··· Records supplied

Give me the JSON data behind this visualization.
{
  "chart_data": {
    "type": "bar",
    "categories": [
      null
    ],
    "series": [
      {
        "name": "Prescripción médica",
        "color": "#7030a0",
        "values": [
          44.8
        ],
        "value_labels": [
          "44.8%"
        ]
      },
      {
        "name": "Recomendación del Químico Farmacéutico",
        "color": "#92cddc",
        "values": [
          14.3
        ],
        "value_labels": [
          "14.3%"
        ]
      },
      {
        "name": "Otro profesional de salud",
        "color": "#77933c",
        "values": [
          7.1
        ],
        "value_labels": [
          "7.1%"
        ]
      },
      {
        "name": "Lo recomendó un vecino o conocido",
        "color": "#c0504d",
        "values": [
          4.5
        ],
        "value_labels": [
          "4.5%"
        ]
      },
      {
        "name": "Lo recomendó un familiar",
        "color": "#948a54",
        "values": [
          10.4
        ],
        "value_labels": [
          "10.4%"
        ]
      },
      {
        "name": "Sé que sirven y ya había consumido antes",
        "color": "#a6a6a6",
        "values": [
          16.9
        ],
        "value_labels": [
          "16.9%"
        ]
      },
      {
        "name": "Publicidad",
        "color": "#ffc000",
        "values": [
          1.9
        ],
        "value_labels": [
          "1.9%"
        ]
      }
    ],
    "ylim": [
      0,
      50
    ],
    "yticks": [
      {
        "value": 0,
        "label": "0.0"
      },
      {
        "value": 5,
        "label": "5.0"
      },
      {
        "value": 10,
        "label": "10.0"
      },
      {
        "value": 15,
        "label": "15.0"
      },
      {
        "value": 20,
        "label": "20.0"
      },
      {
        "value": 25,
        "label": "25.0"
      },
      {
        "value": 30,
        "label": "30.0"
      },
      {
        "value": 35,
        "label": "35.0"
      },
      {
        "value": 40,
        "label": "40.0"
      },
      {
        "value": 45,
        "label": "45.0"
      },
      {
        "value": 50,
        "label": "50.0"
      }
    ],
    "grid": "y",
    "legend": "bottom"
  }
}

······

• **The task**
Set down all of the entries exactly, please.

• **Final result**
Give me the JSON data behind this visualization.
{
  "chart_data": {
    "type": "bar",
    "categories": [
      null
    ],
    "series": [
      {
        "name": "Prescripción médica",
        "color": "#7030a0",
        "values": [
          44.8
        ],
        "value_labels": [
          "44.8%"
        ]
      },
      {
        "name": "Recomendación del Químico Farmacéutico",
        "color": "#92cddc",
        "values": [
          14.3
        ],
        "value_labels": [
          "14.3%"
        ]
      },
      {
        "name": "Otro profesional de salud",
        "color": "#77933c",
        "values": [
          7.1
        ],
        "value_labels": [
          "7.1%"
        ]
      },
      {
        "name": "Lo recomendó un vecino o conocido",
        "color": "#c0504d",
        "values": [
          4.5
        ],
        "value_labels": [
          "4.5%"
        ]
      },
      {
        "name": "Lo recomendó un familiar",
        "color": "#948a54",
        "values": [
          10.4
        ],
        "value_labels": [
          "10.4%"
        ]
      },
      {
        "name": "Sé que sirven y ya había consumido antes",
        "color": "#a6a6a6",
        "values": [
          16.9
        ],
        "value_labels": [
          "16.9%"
        ]
      },
      {
        "name": "Publicidad",
        "color": "#ffc000",
        "values": [
          1.9
        ],
        "value_labels": [
          "1.9%"
        ]
      }
    ],
    "ylim": [
      0,
      50
    ],
    "yticks": [
      {
        "value": 0,
        "label": "0.0"
      },
      {
        "value": 5,
        "label": "5.0"
      },
      {
        "value": 10,
        "label": "10.0"
      },
      {
        "value": 15,
        "label": "15.0"
      },
      {
        "value": 20,
        "label": "20.0"
      },
      {
        "value": 25,
        "label": "25.0"
      },
      {
        "value": 30,
        "label": "30.0"
      },
      {
        "value": 35,
        "label": "35.0"
      },
      {
        "value": 40,
        "label": "40.0"
      },
      {
        "value": 45,
        "label": "45.0"
      },
      {
        "value": 50,
        "label": "50.0"
      }
    ],
    "grid": "y",
    "legend": "bottom"
  }
}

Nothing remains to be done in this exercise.